Extract the full set of records, then give each one again exactly.

— START OF Supplied material —

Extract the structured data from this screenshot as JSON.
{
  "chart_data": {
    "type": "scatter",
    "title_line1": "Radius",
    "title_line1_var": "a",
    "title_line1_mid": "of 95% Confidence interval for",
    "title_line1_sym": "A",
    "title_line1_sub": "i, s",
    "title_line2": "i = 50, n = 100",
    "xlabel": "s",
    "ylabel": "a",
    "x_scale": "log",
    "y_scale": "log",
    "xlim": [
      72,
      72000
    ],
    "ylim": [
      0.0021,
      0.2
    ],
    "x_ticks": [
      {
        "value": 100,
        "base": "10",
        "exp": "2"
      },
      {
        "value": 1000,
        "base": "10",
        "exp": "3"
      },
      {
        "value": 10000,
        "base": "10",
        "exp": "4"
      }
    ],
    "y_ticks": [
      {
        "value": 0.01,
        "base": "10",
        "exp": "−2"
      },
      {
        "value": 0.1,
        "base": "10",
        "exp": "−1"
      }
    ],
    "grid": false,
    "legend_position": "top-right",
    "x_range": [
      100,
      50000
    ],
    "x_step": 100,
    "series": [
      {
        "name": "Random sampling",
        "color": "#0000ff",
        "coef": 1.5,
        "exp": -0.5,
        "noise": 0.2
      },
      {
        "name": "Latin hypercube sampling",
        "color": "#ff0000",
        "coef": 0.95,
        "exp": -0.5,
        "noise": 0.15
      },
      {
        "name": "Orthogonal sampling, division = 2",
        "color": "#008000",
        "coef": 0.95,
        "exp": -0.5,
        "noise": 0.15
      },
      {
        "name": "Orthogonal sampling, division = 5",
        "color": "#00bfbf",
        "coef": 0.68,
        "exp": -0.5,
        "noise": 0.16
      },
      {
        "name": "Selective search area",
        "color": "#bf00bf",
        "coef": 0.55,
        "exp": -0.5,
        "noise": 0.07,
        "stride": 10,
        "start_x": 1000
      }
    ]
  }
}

— END OF Supplied material —

— Answer in full —
Extract the structured data from this screenshot as JSON.
{
  "chart_data": {
    "type": "scatter",
    "title_line1": "Radius",
    "title_line1_var": "a",
    "title_line1_mid": "of 95% Confidence interval for",
    "title_line1_sym": "A",
    "title_line1_sub": "i, s",
    "title_line2": "i = 50, n = 100",
    "xlabel": "s",
    "ylabel": "a",
    "x_scale": "log",
    "y_scale": "log",
    "xlim": [
      72,
      72000
    ],
    "ylim": [
      0.0021,
      0.2
    ],
    "x_ticks": [
      {
        "value": 100,
        "base": "10",
        "exp": "2"
      },
      {
        "value": 1000,
        "base": "10",
        "exp": "3"
      },
      {
        "value": 10000,
        "base": "10",
        "exp": "4"
      }
    ],
    "y_ticks": [
      {
        "value": 0.01,
        "base": "10",
        "exp": "−2"
      },
      {
        "value": 0.1,
        "base": "10",
        "exp": "−1"
      }
    ],
    "grid": false,
    "legend_position": "top-right",
    "x_range": [
      100,
      50000
    ],
    "x_step": 100,
    "series": [
      {
        "name": "Random sampling",
        "color": "#0000ff",
        "coef": 1.5,
        "exp": -0.5,
        "noise": 0.2
      },
      {
        "name": "Latin hypercube sampling",
        "color": "#ff0000",
        "coef": 0.95,
        "exp": -0.5,
        "noise": 0.15
      },
      {
        "name": "Orthogonal sampling, division = 2",
        "color": "#008000",
        "coef": 0.95,
        "exp": -0.5,
        "noise": 0.15
      },
      {
        "name": "Orthogonal sampling, division = 5",
        "color": "#00bfbf",
        "coef": 0.68,
        "exp": -0.5,
        "noise": 0.16
      },
      {
        "name": "Selective search area",
        "color": "#bf00bf",
        "coef": 0.55,
        "exp": -0.5,
        "noise": 0.07,
        "stride": 10,
        "start_x": 1000
      }
    ]
  }
}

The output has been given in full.